*Instructions for the task*. Copy every line of the entries that includes the word "伊壁鸠鲁".
== Input rows
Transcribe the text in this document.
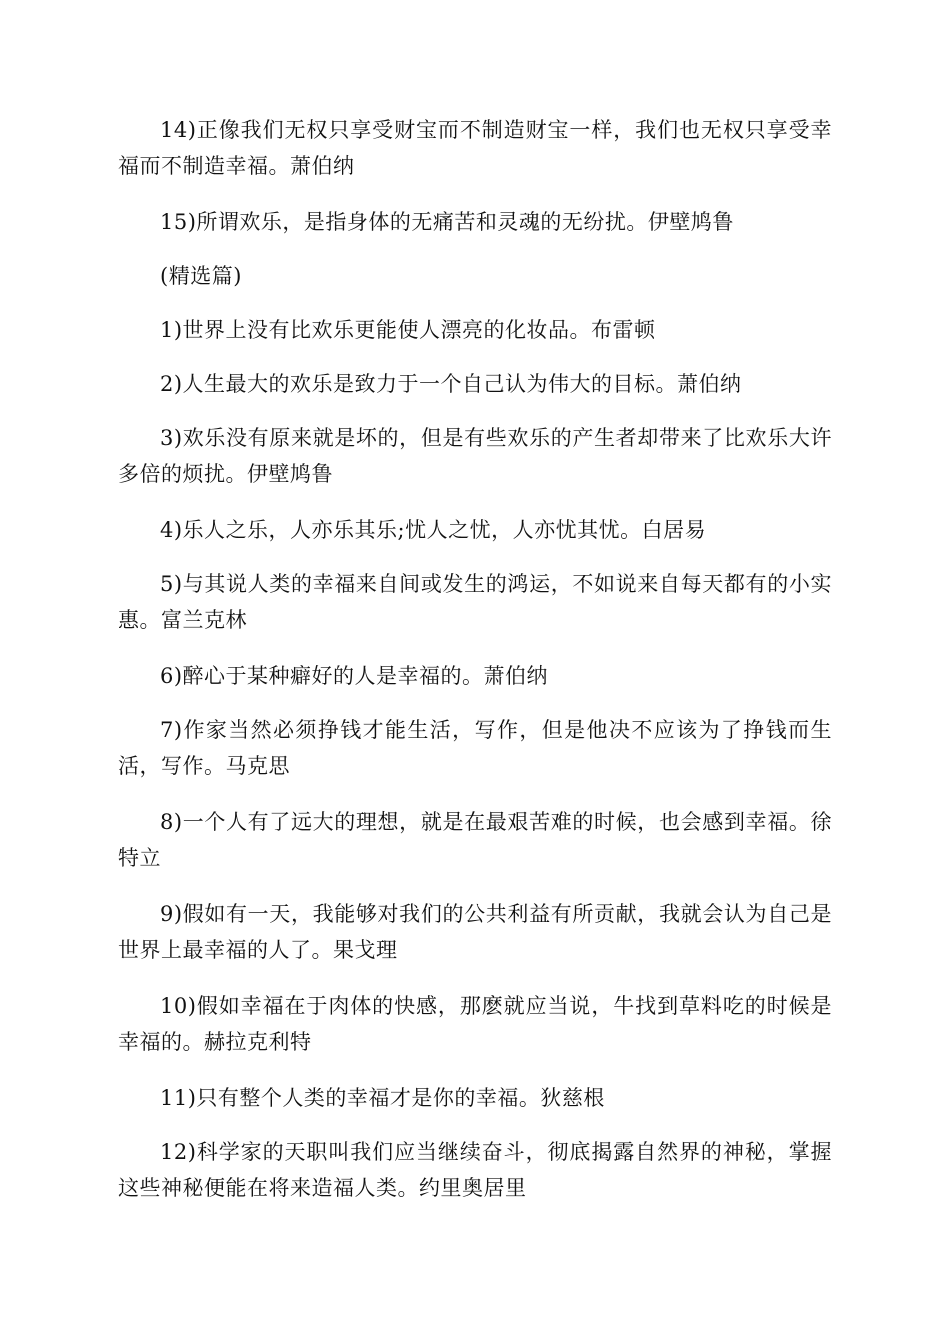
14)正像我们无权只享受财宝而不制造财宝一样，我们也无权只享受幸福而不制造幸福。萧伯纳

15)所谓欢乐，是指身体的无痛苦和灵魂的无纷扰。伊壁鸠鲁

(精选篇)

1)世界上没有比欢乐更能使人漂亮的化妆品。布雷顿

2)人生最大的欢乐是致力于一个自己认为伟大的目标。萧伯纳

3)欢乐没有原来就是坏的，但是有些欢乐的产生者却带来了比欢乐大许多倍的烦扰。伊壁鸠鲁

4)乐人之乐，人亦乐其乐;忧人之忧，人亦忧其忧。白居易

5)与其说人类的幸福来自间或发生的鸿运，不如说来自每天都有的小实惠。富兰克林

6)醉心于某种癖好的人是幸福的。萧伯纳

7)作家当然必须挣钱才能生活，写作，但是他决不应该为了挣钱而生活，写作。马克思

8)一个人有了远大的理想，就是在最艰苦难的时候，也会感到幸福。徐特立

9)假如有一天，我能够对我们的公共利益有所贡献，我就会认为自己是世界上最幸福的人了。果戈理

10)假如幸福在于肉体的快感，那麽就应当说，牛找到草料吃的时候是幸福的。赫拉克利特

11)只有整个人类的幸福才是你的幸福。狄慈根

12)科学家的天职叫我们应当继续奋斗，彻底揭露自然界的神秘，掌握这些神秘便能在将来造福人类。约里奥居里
====
== Input rows
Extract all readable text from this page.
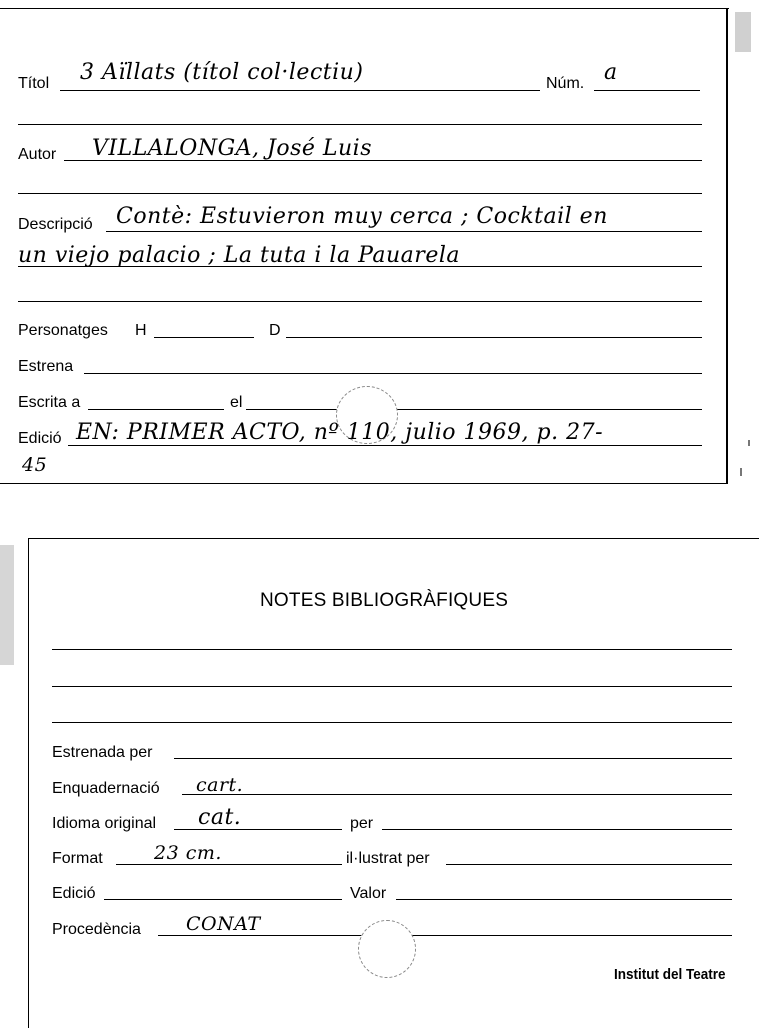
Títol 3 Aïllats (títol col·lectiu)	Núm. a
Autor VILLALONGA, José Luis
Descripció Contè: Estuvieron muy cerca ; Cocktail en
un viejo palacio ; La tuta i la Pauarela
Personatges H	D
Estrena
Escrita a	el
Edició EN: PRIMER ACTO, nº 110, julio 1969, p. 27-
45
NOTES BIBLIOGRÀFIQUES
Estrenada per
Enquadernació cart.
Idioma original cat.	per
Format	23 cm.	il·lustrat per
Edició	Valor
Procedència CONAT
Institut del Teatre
====
*Exercise response*.
15)所谓欢乐，是指身体的无痛苦和灵魂的无纷扰。伊壁鸠鲁
3)欢乐没有原来就是坏的，但是有些欢乐的产生者却带来了比欢乐大许多倍的烦扰。伊壁鸠鲁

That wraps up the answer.